Dataset records:
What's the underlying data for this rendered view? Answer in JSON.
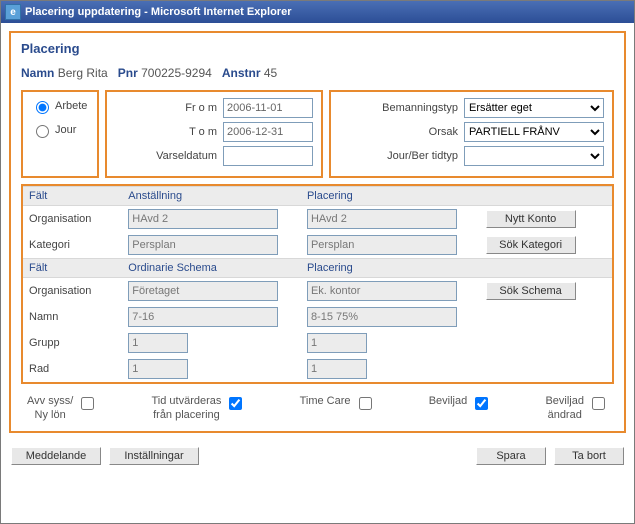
{
  "window": {
    "title": "Placering uppdatering - Microsoft Internet Explorer"
  },
  "page": {
    "heading": "Placering",
    "name_label": "Namn",
    "name_value": "Berg Rita",
    "pnr_label": "Pnr",
    "pnr_value": "700225-9294",
    "anstnr_label": "Anstnr",
    "anstnr_value": "45"
  },
  "type_radio": {
    "arbete": "Arbete",
    "jour": "Jour"
  },
  "dates": {
    "from_label": "Fr o m",
    "from_value": "2006-11-01",
    "to_label": "T o m",
    "to_value": "2006-12-31",
    "varsel_label": "Varseldatum",
    "varsel_value": ""
  },
  "staffing": {
    "bemanningstyp_label": "Bemanningstyp",
    "bemanningstyp_value": "Ersätter eget",
    "orsak_label": "Orsak",
    "orsak_value": "PARTIELL FRÅNV",
    "jourber_label": "Jour/Ber tidtyp",
    "jourber_value": ""
  },
  "grid": {
    "hdr_falt": "Fält",
    "hdr_anst": "Anställning",
    "hdr_plac": "Placering",
    "hdr_ord": "Ordinarie Schema",
    "row_org": "Organisation",
    "row_kat": "Kategori",
    "row_namn": "Namn",
    "row_grupp": "Grupp",
    "row_rad": "Rad",
    "anst_org": "HAvd 2",
    "anst_kat": "Persplan",
    "plac_org": "HAvd 2",
    "plac_kat": "Persplan",
    "ord_org": "Företaget",
    "ord_namn": "7-16",
    "ord_grupp": "1",
    "ord_rad": "1",
    "plac2_org": "Ek. kontor",
    "plac2_namn": "8-15 75%",
    "plac2_grupp": "1",
    "plac2_rad": "1",
    "btn_nytt_konto": "Nytt Konto",
    "btn_sok_kategori": "Sök Kategori",
    "btn_sok_schema": "Sök Schema"
  },
  "checks": {
    "avv": "Avv syss/\nNy lön",
    "tid": "Tid utvärderas\nfrån placering",
    "timecare": "Time Care",
    "beviljad": "Beviljad",
    "beviljad_andrad": "Beviljad\nändrad"
  },
  "footer": {
    "meddelande": "Meddelande",
    "installningar": "Inställningar",
    "spara": "Spara",
    "tabort": "Ta bort"
  }
}
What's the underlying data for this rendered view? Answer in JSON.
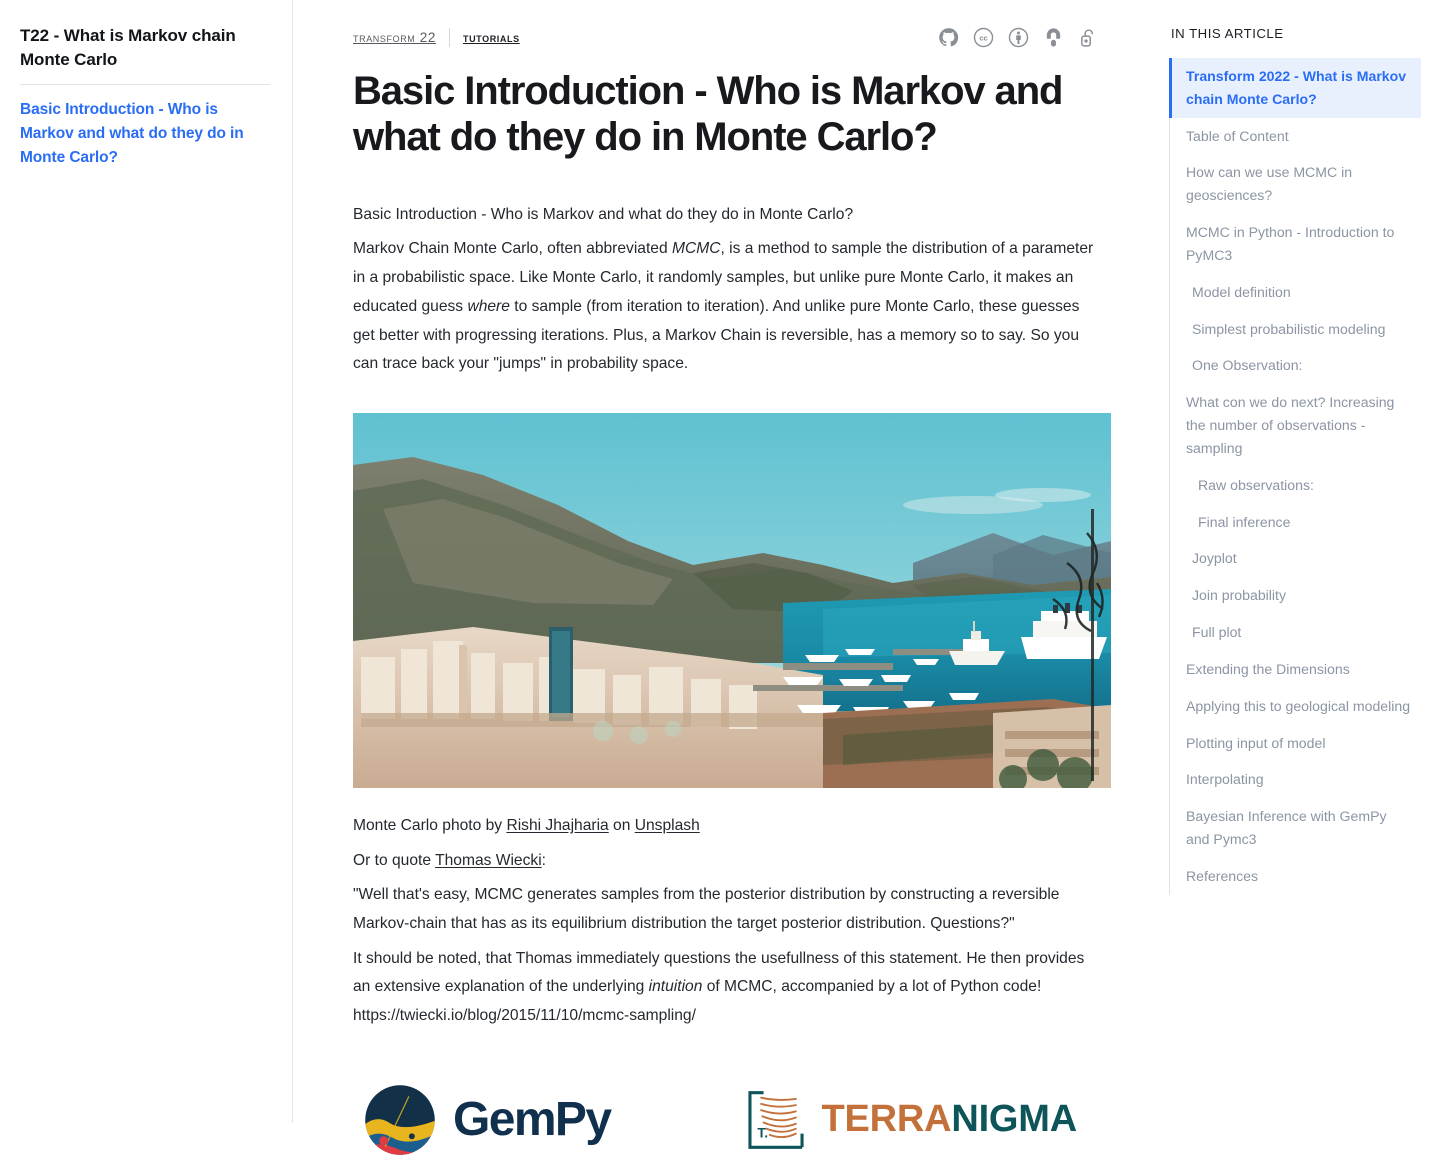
{
  "left_sidebar": {
    "title": "T22 - What is Markov chain Monte Carlo",
    "link": "Basic Introduction - Who is Markov and what do they do in Monte Carlo?"
  },
  "breadcrumb": {
    "parent": "Transform 22",
    "current": "Tutorials"
  },
  "badges": [
    {
      "name": "github-icon",
      "label": "GitHub"
    },
    {
      "name": "creative-commons-icon",
      "label": "Creative Commons"
    },
    {
      "name": "cc-by-icon",
      "label": "CC BY Attribution"
    },
    {
      "name": "open-access-icon",
      "label": "Open Access"
    },
    {
      "name": "open-lock-icon",
      "label": "Open Lock"
    }
  ],
  "article": {
    "title": "Basic Introduction - Who is Markov and what do they do in Monte Carlo?",
    "p1_line1": "Basic Introduction - Who is Markov and what do they do in Monte Carlo?",
    "p1_a": "Markov Chain Monte Carlo, often abbreviated ",
    "p1_em1": "MCMC",
    "p1_b": ", is a method to sample the distribution of a parameter in a probabilistic space. Like Monte Carlo, it randomly samples, but unlike pure Monte Carlo, it makes an educated guess ",
    "p1_em2": "where",
    "p1_c": " to sample (from iteration to iteration). And unlike pure Monte Carlo, these guesses get better with progressing iterations. Plus, a Markov Chain is reversible, has a memory so to say. So you can trace back your \"jumps\" in probability space.",
    "caption_a": "Monte Carlo photo by ",
    "caption_link1": "Rishi Jhajharia",
    "caption_b": " on ",
    "caption_link2": "Unsplash",
    "quote_intro_a": "Or to quote ",
    "quote_link": "Thomas Wiecki",
    "quote_intro_b": ":",
    "quote": "\"Well that's easy, MCMC generates samples from the posterior distribution by constructing a reversible Markov-chain that has as its equilibrium distribution the target posterior distribution. Questions?\"",
    "p_note_a": "It should be noted, that Thomas immediately questions the usefullness of this statement. He then provides an extensive explanation of the underlying ",
    "p_note_em": "intuition",
    "p_note_b": " of MCMC, accompanied by a lot of Python code! https://twiecki.io/blog/2015/11/10/mcmc-sampling/",
    "hero_alt": "Monte Carlo harbour photo"
  },
  "logos": {
    "gempy": "GemPy",
    "terranigma_1": "TERRA",
    "terranigma_2": "NIGMA",
    "terranigma_mark_label": "T."
  },
  "toc": {
    "heading": "IN THIS ARTICLE",
    "items": [
      {
        "label": "Transform 2022 - What is Markov chain Monte Carlo?",
        "level": 1,
        "active": true
      },
      {
        "label": "Table of Content",
        "level": 1,
        "active": false
      },
      {
        "label": "How can we use MCMC in geosciences?",
        "level": 1,
        "active": false
      },
      {
        "label": "MCMC in Python - Introduction to PyMC3",
        "level": 1,
        "active": false
      },
      {
        "label": "Model definition",
        "level": 2,
        "active": false
      },
      {
        "label": "Simplest probabilistic modeling",
        "level": 2,
        "active": false
      },
      {
        "label": "One Observation:",
        "level": 2,
        "active": false
      },
      {
        "label": "What con we do next? Increasing the number of observations - sampling",
        "level": 1,
        "active": false
      },
      {
        "label": "Raw observations:",
        "level": 3,
        "active": false
      },
      {
        "label": "Final inference",
        "level": 3,
        "active": false
      },
      {
        "label": "Joyplot",
        "level": 2,
        "active": false
      },
      {
        "label": "Join probability",
        "level": 2,
        "active": false
      },
      {
        "label": "Full plot",
        "level": 2,
        "active": false
      },
      {
        "label": "Extending the Dimensions",
        "level": 1,
        "active": false
      },
      {
        "label": "Applying this to geological modeling",
        "level": 1,
        "active": false
      },
      {
        "label": "Plotting input of model",
        "level": 1,
        "active": false
      },
      {
        "label": "Interpolating",
        "level": 1,
        "active": false
      },
      {
        "label": "Bayesian Inference with GemPy and Pymc3",
        "level": 1,
        "active": false
      },
      {
        "label": "References",
        "level": 1,
        "active": false
      }
    ]
  },
  "colors": {
    "link_blue": "#2a6df5",
    "toc_active_bg": "#e9f0fd",
    "text": "#24292f",
    "muted": "#8b95a3",
    "gempy_navy": "#11304e",
    "terra_orange": "#c4703a",
    "terra_teal": "#0d5559"
  }
}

### EXERCISE REQUIREMENTS:
Nothing in the entries above should change when they are printed again, except that the pictures are dropped.

### RESULT BELOW:
What's the underlying data for this rendered view? Answer in JSON.
{
  "window": {
    "title": "Placering uppdatering - Microsoft Internet Explorer"
  },
  "page": {
    "heading": "Placering",
    "name_label": "Namn",
    "name_value": "Berg Rita",
    "pnr_label": "Pnr",
    "pnr_value": "700225-9294",
    "anstnr_label": "Anstnr",
    "anstnr_value": "45"
  },
  "type_radio": {
    "arbete": "Arbete",
    "jour": "Jour"
  },
  "dates": {
    "from_label": "Fr o m",
    "from_value": "2006-11-01",
    "to_label": "T o m",
    "to_value": "2006-12-31",
    "varsel_label": "Varseldatum",
    "varsel_value": ""
  },
  "staffing": {
    "bemanningstyp_label": "Bemanningstyp",
    "bemanningstyp_value": "Ersätter eget",
    "orsak_label": "Orsak",
    "orsak_value": "PARTIELL FRÅNV",
    "jourber_label": "Jour/Ber tidtyp",
    "jourber_value": ""
  },
  "grid": {
    "hdr_falt": "Fält",
    "hdr_anst": "Anställning",
    "hdr_plac": "Placering",
    "hdr_ord": "Ordinarie Schema",
    "row_org": "Organisation",
    "row_kat": "Kategori",
    "row_namn": "Namn",
    "row_grupp": "Grupp",
    "row_rad": "Rad",
    "anst_org": "HAvd 2",
    "anst_kat": "Persplan",
    "plac_org": "HAvd 2",
    "plac_kat": "Persplan",
    "ord_org": "Företaget",
    "ord_namn": "7-16",
    "ord_grupp": "1",
    "ord_rad": "1",
    "plac2_org": "Ek. kontor",
    "plac2_namn": "8-15 75%",
    "plac2_grupp": "1",
    "plac2_rad": "1",
    "btn_nytt_konto": "Nytt Konto",
    "btn_sok_kategori": "Sök Kategori",
    "btn_sok_schema": "Sök Schema"
  },
  "checks": {
    "avv": "Avv syss/\nNy lön",
    "tid": "Tid utvärderas\nfrån placering",
    "timecare": "Time Care",
    "beviljad": "Beviljad",
    "beviljad_andrad": "Beviljad\nändrad"
  },
  "footer": {
    "meddelande": "Meddelande",
    "installningar": "Inställningar",
    "spara": "Spara",
    "tabort": "Ta bort"
  }
}
What's the underlying data for this rendered view? Answer in JSON.
{
  "left_sidebar": {
    "title": "T22 - What is Markov chain Monte Carlo",
    "link": "Basic Introduction - Who is Markov and what do they do in Monte Carlo?"
  },
  "breadcrumb": {
    "parent": "Transform 22",
    "current": "Tutorials"
  },
  "badges": [
    {
      "name": "github-icon",
      "label": "GitHub"
    },
    {
      "name": "creative-commons-icon",
      "label": "Creative Commons"
    },
    {
      "name": "cc-by-icon",
      "label": "CC BY Attribution"
    },
    {
      "name": "open-access-icon",
      "label": "Open Access"
    },
    {
      "name": "open-lock-icon",
      "label": "Open Lock"
    }
  ],
  "article": {
    "title": "Basic Introduction - Who is Markov and what do they do in Monte Carlo?",
    "p1_line1": "Basic Introduction - Who is Markov and what do they do in Monte Carlo?",
    "p1_a": "Markov Chain Monte Carlo, often abbreviated ",
    "p1_em1": "MCMC",
    "p1_b": ", is a method to sample the distribution of a parameter in a probabilistic space. Like Monte Carlo, it randomly samples, but unlike pure Monte Carlo, it makes an educated guess ",
    "p1_em2": "where",
    "p1_c": " to sample (from iteration to iteration). And unlike pure Monte Carlo, these guesses get better with progressing iterations. Plus, a Markov Chain is reversible, has a memory so to say. So you can trace back your \"jumps\" in probability space.",
    "caption_a": "Monte Carlo photo by ",
    "caption_link1": "Rishi Jhajharia",
    "caption_b": " on ",
    "caption_link2": "Unsplash",
    "quote_intro_a": "Or to quote ",
    "quote_link": "Thomas Wiecki",
    "quote_intro_b": ":",
    "quote": "\"Well that's easy, MCMC generates samples from the posterior distribution by constructing a reversible Markov-chain that has as its equilibrium distribution the target posterior distribution. Questions?\"",
    "p_note_a": "It should be noted, that Thomas immediately questions the usefullness of this statement. He then provides an extensive explanation of the underlying ",
    "p_note_em": "intuition",
    "p_note_b": " of MCMC, accompanied by a lot of Python code! https://twiecki.io/blog/2015/11/10/mcmc-sampling/",
    "hero_alt": "Monte Carlo harbour photo"
  },
  "logos": {
    "gempy": "GemPy",
    "terranigma_1": "TERRA",
    "terranigma_2": "NIGMA",
    "terranigma_mark_label": "T."
  },
  "toc": {
    "heading": "IN THIS ARTICLE",
    "items": [
      {
        "label": "Transform 2022 - What is Markov chain Monte Carlo?",
        "level": 1,
        "active": true
      },
      {
        "label": "Table of Content",
        "level": 1,
        "active": false
      },
      {
        "label": "How can we use MCMC in geosciences?",
        "level": 1,
        "active": false
      },
      {
        "label": "MCMC in Python - Introduction to PyMC3",
        "level": 1,
        "active": false
      },
      {
        "label": "Model definition",
        "level": 2,
        "active": false
      },
      {
        "label": "Simplest probabilistic modeling",
        "level": 2,
        "active": false
      },
      {
        "label": "One Observation:",
        "level": 2,
        "active": false
      },
      {
        "label": "What con we do next? Increasing the number of observations - sampling",
        "level": 1,
        "active": false
      },
      {
        "label": "Raw observations:",
        "level": 3,
        "active": false
      },
      {
        "label": "Final inference",
        "level": 3,
        "active": false
      },
      {
        "label": "Joyplot",
        "level": 2,
        "active": false
      },
      {
        "label": "Join probability",
        "level": 2,
        "active": false
      },
      {
        "label": "Full plot",
        "level": 2,
        "active": false
      },
      {
        "label": "Extending the Dimensions",
        "level": 1,
        "active": false
      },
      {
        "label": "Applying this to geological modeling",
        "level": 1,
        "active": false
      },
      {
        "label": "Plotting input of model",
        "level": 1,
        "active": false
      },
      {
        "label": "Interpolating",
        "level": 1,
        "active": false
      },
      {
        "label": "Bayesian Inference with GemPy and Pymc3",
        "level": 1,
        "active": false
      },
      {
        "label": "References",
        "level": 1,
        "active": false
      }
    ]
  },
  "colors": {
    "link_blue": "#2a6df5",
    "toc_active_bg": "#e9f0fd",
    "text": "#24292f",
    "muted": "#8b95a3",
    "gempy_navy": "#11304e",
    "terra_orange": "#c4703a",
    "terra_teal": "#0d5559"
  }
}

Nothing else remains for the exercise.